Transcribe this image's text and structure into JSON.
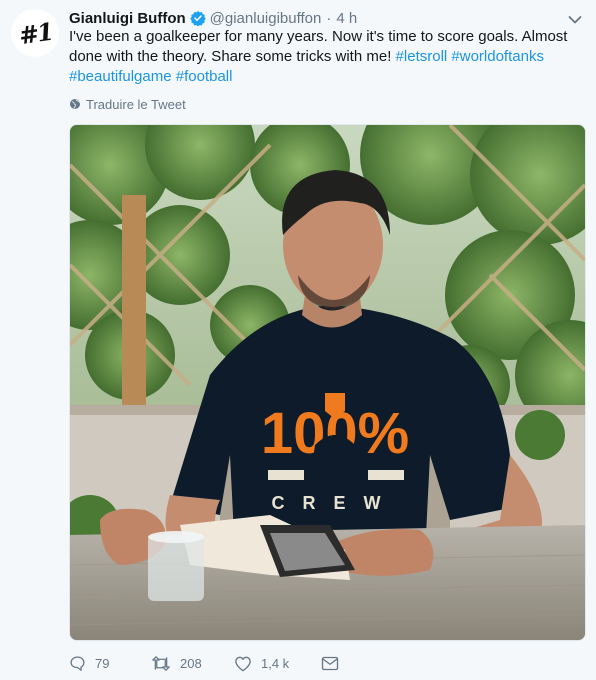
{
  "tweet": {
    "author": {
      "name": "Gianluigi Buffon",
      "handle": "@gianluigibuffon",
      "avatar_text": "#1",
      "verified_color": "#1da1f2"
    },
    "separator": "·",
    "time": "4 h",
    "text_parts": {
      "line1": "I've been a goalkeeper for many years. Now it's time to score goals. Almost",
      "line2": "done with the theory. Share some tricks with me!",
      "hashtag1": "#letsroll",
      "hashtag2": "#worldoftanks",
      "hashtag3": "#beautifulgame",
      "hashtag4": "#football"
    },
    "translate_label": "Traduire le Tweet",
    "image": {
      "shirt_text_1": "100%",
      "shirt_text_2": "CREW"
    },
    "actions": {
      "replies": "79",
      "retweets": "208",
      "likes": "1,4 k"
    },
    "colors": {
      "accent": "#1b95e0",
      "muted": "#657786",
      "shirt_orange": "#f07a1e"
    },
    "icons": [
      "verified-badge-icon",
      "chevron-down-icon",
      "globe-icon",
      "reply-icon",
      "retweet-icon",
      "like-icon",
      "direct-message-icon"
    ]
  }
}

+---+

## What is asked
Print each of the records above exactly as written, leaving no picture in the copy.

## Solution for this task
Transcribe this image's text and structure into JSON.
{
  "tweet": {
    "author": {
      "name": "Gianluigi Buffon",
      "handle": "@gianluigibuffon",
      "avatar_text": "#1",
      "verified_color": "#1da1f2"
    },
    "separator": "·",
    "time": "4 h",
    "text_parts": {
      "line1": "I've been a goalkeeper for many years. Now it's time to score goals. Almost",
      "line2": "done with the theory. Share some tricks with me!",
      "hashtag1": "#letsroll",
      "hashtag2": "#worldoftanks",
      "hashtag3": "#beautifulgame",
      "hashtag4": "#football"
    },
    "translate_label": "Traduire le Tweet",
    "image": {
      "shirt_text_1": "100%",
      "shirt_text_2": "CREW"
    },
    "actions": {
      "replies": "79",
      "retweets": "208",
      "likes": "1,4 k"
    },
    "colors": {
      "accent": "#1b95e0",
      "muted": "#657786",
      "shirt_orange": "#f07a1e"
    },
    "icons": [
      "verified-badge-icon",
      "chevron-down-icon",
      "globe-icon",
      "reply-icon",
      "retweet-icon",
      "like-icon",
      "direct-message-icon"
    ]
  }
}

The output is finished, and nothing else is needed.